◆ TASK:
Pull out every line below holding the word "screenshot".

- - -

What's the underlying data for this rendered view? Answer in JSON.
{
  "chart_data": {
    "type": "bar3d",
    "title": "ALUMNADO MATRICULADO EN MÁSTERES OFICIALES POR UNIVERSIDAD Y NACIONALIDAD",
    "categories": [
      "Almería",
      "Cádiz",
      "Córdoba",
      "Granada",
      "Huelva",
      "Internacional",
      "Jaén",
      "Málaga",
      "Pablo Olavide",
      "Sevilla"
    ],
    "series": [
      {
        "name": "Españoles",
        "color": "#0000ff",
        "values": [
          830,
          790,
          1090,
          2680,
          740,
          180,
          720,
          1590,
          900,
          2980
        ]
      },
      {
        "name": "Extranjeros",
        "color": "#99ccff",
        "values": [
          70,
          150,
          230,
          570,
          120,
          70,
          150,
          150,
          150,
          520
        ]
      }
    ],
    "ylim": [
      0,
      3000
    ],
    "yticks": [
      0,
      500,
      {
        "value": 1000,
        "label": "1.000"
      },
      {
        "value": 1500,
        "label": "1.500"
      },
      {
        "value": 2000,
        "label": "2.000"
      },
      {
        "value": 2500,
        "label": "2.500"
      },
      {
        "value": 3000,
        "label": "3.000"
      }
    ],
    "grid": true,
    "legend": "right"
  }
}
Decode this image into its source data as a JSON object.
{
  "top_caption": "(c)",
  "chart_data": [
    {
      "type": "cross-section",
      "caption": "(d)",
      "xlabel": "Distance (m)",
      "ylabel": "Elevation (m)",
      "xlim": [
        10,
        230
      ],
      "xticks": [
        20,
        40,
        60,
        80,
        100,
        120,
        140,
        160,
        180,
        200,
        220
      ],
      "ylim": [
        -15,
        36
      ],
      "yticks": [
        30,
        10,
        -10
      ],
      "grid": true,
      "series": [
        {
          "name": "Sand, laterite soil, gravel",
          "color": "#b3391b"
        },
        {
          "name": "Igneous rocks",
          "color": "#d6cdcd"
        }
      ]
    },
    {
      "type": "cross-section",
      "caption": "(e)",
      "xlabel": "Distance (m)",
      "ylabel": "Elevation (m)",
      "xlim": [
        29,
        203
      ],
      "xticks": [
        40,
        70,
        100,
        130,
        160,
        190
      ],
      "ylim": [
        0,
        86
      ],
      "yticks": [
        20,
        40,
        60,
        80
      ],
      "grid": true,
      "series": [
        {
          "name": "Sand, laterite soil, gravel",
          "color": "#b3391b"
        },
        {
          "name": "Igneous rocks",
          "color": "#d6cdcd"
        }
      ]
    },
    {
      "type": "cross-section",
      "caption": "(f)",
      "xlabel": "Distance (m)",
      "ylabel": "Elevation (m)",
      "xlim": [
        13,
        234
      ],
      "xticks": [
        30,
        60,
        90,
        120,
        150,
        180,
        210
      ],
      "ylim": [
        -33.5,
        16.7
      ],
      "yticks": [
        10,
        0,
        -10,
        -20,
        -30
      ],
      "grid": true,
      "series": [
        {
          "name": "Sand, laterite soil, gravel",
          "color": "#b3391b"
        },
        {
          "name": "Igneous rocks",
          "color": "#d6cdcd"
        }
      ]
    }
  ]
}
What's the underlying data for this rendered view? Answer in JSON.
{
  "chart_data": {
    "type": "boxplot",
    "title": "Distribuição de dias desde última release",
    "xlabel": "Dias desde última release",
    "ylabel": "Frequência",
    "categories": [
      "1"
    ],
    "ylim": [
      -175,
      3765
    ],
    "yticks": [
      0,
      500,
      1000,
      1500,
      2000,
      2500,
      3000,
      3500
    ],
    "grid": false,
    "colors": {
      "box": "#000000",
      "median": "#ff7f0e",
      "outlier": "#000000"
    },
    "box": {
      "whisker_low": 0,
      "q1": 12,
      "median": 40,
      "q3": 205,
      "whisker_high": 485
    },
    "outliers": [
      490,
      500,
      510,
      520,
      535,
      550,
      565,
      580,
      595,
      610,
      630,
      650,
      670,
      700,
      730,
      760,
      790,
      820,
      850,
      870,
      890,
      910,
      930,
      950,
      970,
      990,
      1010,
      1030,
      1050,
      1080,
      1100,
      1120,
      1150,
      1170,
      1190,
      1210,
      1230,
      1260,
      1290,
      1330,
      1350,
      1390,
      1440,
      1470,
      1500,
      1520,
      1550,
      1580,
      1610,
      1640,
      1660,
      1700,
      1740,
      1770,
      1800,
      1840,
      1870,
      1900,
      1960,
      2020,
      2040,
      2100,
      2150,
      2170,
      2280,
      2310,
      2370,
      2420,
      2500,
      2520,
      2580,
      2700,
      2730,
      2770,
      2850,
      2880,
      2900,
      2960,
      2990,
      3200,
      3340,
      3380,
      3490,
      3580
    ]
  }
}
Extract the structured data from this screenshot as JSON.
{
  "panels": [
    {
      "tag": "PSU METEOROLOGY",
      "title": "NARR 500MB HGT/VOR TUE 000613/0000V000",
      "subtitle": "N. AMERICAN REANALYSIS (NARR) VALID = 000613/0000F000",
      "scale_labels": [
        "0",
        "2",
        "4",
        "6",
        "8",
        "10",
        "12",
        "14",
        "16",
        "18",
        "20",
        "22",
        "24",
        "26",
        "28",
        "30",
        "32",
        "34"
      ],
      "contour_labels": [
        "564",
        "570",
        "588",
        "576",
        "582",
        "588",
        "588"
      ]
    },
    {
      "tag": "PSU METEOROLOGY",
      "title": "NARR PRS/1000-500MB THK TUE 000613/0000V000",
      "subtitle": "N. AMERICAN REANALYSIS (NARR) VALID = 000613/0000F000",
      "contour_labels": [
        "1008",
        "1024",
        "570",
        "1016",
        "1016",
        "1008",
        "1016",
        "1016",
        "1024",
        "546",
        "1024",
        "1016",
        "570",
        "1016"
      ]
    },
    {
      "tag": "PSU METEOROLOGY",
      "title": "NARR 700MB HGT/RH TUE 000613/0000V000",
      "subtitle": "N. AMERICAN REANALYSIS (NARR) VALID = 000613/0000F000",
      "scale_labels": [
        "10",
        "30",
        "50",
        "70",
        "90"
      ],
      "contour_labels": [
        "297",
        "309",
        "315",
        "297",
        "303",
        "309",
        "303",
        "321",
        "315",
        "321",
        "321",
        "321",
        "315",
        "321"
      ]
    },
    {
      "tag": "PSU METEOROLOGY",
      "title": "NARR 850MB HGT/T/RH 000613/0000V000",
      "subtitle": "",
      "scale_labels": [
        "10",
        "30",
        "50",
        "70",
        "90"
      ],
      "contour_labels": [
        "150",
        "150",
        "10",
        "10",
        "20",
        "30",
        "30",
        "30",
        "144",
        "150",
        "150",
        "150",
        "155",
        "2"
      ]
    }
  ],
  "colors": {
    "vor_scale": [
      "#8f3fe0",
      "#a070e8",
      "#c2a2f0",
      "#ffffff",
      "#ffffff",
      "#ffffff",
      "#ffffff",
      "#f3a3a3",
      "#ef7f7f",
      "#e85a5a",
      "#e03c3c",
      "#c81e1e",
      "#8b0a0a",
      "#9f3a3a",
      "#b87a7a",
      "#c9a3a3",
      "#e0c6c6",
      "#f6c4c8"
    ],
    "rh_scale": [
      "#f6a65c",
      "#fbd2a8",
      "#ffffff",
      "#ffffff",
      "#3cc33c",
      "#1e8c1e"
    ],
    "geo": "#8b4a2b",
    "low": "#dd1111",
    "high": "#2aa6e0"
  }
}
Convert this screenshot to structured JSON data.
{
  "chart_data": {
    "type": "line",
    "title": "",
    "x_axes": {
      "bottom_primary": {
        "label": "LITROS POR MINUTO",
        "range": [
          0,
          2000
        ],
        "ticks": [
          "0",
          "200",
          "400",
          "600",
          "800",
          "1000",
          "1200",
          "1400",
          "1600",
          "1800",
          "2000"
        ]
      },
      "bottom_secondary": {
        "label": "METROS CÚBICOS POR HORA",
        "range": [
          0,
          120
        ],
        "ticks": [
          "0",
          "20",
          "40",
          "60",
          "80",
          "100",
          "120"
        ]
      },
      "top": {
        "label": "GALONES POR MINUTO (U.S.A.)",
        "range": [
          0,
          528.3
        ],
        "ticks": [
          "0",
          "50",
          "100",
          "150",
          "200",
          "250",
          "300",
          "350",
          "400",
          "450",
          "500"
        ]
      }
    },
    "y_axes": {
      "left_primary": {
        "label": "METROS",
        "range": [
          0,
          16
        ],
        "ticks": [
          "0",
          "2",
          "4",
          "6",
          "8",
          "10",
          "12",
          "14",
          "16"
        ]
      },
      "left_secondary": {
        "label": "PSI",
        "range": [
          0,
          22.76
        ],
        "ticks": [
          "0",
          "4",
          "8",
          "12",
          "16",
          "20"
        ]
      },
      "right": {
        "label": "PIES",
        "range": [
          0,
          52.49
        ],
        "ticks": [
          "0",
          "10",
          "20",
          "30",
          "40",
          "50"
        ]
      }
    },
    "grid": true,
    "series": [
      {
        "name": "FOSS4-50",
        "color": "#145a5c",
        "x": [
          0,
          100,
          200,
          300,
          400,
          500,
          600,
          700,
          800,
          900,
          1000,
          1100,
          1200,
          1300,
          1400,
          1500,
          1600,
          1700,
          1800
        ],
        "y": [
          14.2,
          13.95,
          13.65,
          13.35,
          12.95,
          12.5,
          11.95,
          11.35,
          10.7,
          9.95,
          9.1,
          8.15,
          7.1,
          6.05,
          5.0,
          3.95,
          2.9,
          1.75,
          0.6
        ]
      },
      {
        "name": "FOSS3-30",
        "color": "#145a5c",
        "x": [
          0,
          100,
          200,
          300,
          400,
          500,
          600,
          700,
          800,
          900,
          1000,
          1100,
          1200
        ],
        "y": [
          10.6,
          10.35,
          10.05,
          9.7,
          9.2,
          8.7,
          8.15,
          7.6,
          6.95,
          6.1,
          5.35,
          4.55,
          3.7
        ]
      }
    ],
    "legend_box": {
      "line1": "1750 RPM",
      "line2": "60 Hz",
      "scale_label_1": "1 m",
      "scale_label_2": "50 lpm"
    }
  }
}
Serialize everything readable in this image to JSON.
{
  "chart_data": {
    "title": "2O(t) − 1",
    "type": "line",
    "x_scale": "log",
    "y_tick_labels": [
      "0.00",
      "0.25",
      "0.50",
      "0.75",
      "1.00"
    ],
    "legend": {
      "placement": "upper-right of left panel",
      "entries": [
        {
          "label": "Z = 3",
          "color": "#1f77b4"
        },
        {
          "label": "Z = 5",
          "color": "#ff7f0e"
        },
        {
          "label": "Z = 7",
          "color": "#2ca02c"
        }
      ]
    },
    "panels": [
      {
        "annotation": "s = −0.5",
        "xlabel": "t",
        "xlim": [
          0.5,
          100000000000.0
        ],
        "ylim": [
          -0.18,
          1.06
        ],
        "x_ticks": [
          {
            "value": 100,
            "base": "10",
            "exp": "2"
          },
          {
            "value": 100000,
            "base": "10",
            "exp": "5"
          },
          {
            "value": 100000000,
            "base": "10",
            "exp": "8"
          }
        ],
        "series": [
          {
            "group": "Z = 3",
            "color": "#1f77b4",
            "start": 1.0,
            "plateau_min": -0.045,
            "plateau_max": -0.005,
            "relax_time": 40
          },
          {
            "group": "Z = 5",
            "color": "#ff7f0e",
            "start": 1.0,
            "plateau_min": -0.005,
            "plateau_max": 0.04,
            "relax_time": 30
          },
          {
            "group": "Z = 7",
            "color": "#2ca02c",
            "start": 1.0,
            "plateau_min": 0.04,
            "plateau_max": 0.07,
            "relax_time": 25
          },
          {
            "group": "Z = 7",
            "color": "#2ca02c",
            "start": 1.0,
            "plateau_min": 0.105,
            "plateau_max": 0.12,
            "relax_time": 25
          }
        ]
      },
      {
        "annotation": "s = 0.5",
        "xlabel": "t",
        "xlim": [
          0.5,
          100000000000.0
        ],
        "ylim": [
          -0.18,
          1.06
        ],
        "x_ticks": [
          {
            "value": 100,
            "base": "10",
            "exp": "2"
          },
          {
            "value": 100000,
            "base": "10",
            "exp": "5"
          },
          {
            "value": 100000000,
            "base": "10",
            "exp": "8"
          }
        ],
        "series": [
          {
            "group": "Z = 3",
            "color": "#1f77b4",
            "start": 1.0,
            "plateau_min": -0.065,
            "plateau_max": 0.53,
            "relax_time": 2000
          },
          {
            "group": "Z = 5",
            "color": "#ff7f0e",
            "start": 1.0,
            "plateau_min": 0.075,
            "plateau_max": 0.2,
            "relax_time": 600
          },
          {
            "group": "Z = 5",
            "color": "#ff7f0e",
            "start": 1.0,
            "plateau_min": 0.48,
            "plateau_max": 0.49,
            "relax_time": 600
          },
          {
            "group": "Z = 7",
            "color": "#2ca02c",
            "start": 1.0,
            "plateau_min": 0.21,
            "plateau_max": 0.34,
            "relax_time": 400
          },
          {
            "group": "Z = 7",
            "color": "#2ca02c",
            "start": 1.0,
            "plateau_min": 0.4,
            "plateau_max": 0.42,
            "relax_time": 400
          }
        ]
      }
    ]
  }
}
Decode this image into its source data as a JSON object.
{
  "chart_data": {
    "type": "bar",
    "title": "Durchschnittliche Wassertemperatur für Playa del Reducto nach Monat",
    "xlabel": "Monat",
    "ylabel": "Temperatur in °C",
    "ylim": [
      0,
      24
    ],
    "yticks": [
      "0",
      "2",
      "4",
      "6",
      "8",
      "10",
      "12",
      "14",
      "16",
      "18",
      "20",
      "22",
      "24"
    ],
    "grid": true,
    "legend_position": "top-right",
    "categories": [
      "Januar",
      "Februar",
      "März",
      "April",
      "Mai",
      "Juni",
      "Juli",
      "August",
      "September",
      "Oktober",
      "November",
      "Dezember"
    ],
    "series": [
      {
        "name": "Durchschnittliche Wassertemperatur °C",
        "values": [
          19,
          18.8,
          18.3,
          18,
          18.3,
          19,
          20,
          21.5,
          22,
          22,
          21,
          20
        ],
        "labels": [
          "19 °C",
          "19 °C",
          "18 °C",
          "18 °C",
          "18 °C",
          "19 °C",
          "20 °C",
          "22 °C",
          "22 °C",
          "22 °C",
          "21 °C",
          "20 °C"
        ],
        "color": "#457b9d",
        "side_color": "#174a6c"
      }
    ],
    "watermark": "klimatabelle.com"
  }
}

- - -

◆ RESULT OF THIS EXERCISE:
Extract the structured data from this screenshot as JSON.
Convert this screenshot to structured JSON data.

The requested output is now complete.